• PROBLEM TO SOLVE: Here are some records; quote them exactly, leaving out the pictures.

• STORED RECORDS:
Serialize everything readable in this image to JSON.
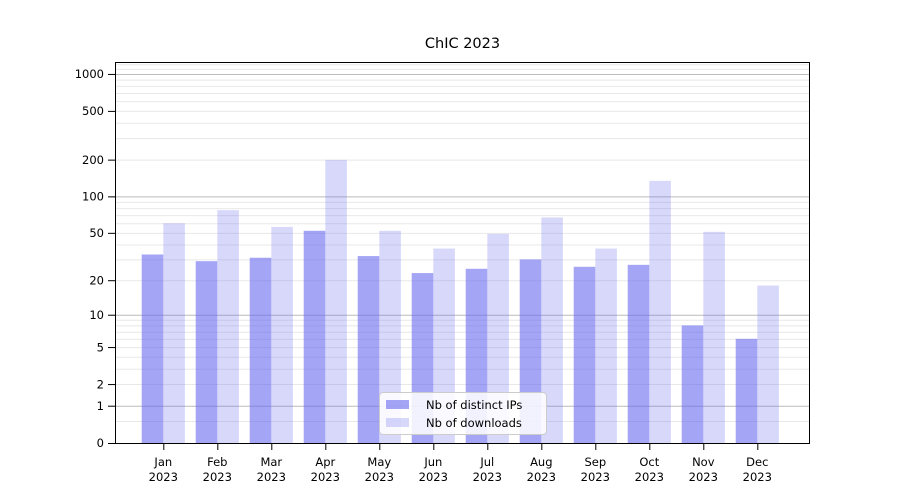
{
  "chart_data": {
    "type": "bar",
    "title": "ChIC 2023",
    "categories": [
      "Jan 2023",
      "Feb 2023",
      "Mar 2023",
      "Apr 2023",
      "May 2023",
      "Jun 2023",
      "Jul 2023",
      "Aug 2023",
      "Sep 2023",
      "Oct 2023",
      "Nov 2023",
      "Dec 2023"
    ],
    "series": [
      {
        "name": "Nb of distinct IPs",
        "color": "rgba(100,100,240,0.58)",
        "values": [
          33,
          29,
          31,
          52,
          32,
          23,
          25,
          30,
          26,
          27,
          8,
          6
        ]
      },
      {
        "name": "Nb of downloads",
        "color": "rgba(100,100,240,0.25)",
        "values": [
          60,
          77,
          56,
          199,
          52,
          37,
          49,
          67,
          37,
          134,
          51,
          18
        ]
      }
    ],
    "yscale": "log1p",
    "ylim": [
      0,
      1250
    ],
    "yticks": [
      1000,
      500,
      200,
      100,
      50,
      20,
      10,
      5,
      2,
      1,
      0
    ],
    "grid_major": [
      1,
      10,
      100,
      1000
    ],
    "grid_minor": [
      0.5,
      2,
      3,
      4,
      5,
      6,
      7,
      8,
      9,
      20,
      30,
      40,
      50,
      60,
      70,
      80,
      90,
      200,
      300,
      400,
      500,
      600,
      700,
      800,
      900,
      1100,
      1200
    ],
    "xlabel": "",
    "ylabel": "",
    "legend_position": "lower center"
  },
  "legend": {
    "items": [
      {
        "label": "Nb of distinct IPs",
        "swatch": "rgba(100,100,240,0.58)"
      },
      {
        "label": "Nb of downloads",
        "swatch": "rgba(100,100,240,0.25)"
      }
    ]
  },
  "colors": {
    "bar_base": "#6464f0",
    "grid_major": "#bbbbbb",
    "grid_minor": "#e8e8e8",
    "spine": "#000000",
    "tick_text": "#000000",
    "legend_border": "#cccccc"
  }
}
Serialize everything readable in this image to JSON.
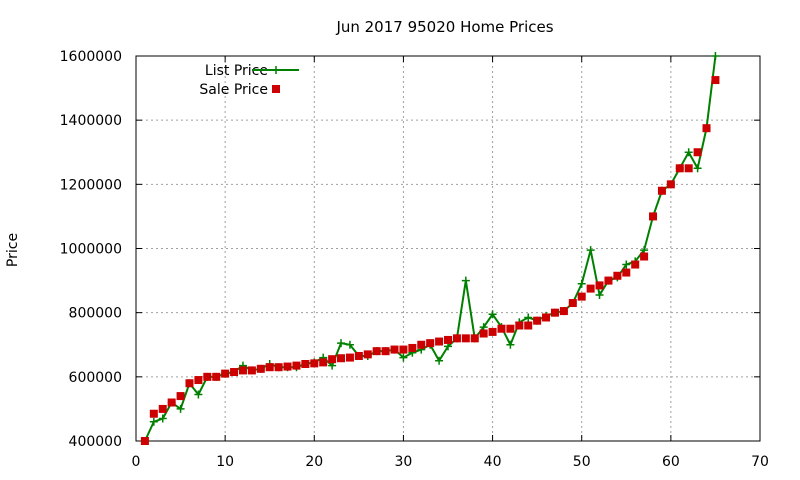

• TASK RESPONSE:
Serialize everything readable in this image to JSON.
{
  "chart_data": {
    "type": "bar",
    "title": "ChIC 2023",
    "categories": [
      "Jan 2023",
      "Feb 2023",
      "Mar 2023",
      "Apr 2023",
      "May 2023",
      "Jun 2023",
      "Jul 2023",
      "Aug 2023",
      "Sep 2023",
      "Oct 2023",
      "Nov 2023",
      "Dec 2023"
    ],
    "series": [
      {
        "name": "Nb of distinct IPs",
        "color": "rgba(100,100,240,0.58)",
        "values": [
          33,
          29,
          31,
          52,
          32,
          23,
          25,
          30,
          26,
          27,
          8,
          6
        ]
      },
      {
        "name": "Nb of downloads",
        "color": "rgba(100,100,240,0.25)",
        "values": [
          60,
          77,
          56,
          199,
          52,
          37,
          49,
          67,
          37,
          134,
          51,
          18
        ]
      }
    ],
    "yscale": "log1p",
    "ylim": [
      0,
      1250
    ],
    "yticks": [
      1000,
      500,
      200,
      100,
      50,
      20,
      10,
      5,
      2,
      1,
      0
    ],
    "grid_major": [
      1,
      10,
      100,
      1000
    ],
    "grid_minor": [
      0.5,
      2,
      3,
      4,
      5,
      6,
      7,
      8,
      9,
      20,
      30,
      40,
      50,
      60,
      70,
      80,
      90,
      200,
      300,
      400,
      500,
      600,
      700,
      800,
      900,
      1100,
      1200
    ],
    "xlabel": "",
    "ylabel": "",
    "legend_position": "lower center"
  },
  "legend": {
    "items": [
      {
        "label": "Nb of distinct IPs",
        "swatch": "rgba(100,100,240,0.58)"
      },
      {
        "label": "Nb of downloads",
        "swatch": "rgba(100,100,240,0.25)"
      }
    ]
  },
  "colors": {
    "bar_base": "#6464f0",
    "grid_major": "#bbbbbb",
    "grid_minor": "#e8e8e8",
    "spine": "#000000",
    "tick_text": "#000000",
    "legend_border": "#cccccc"
  }
}
Serialize everything readable in this image to JSON.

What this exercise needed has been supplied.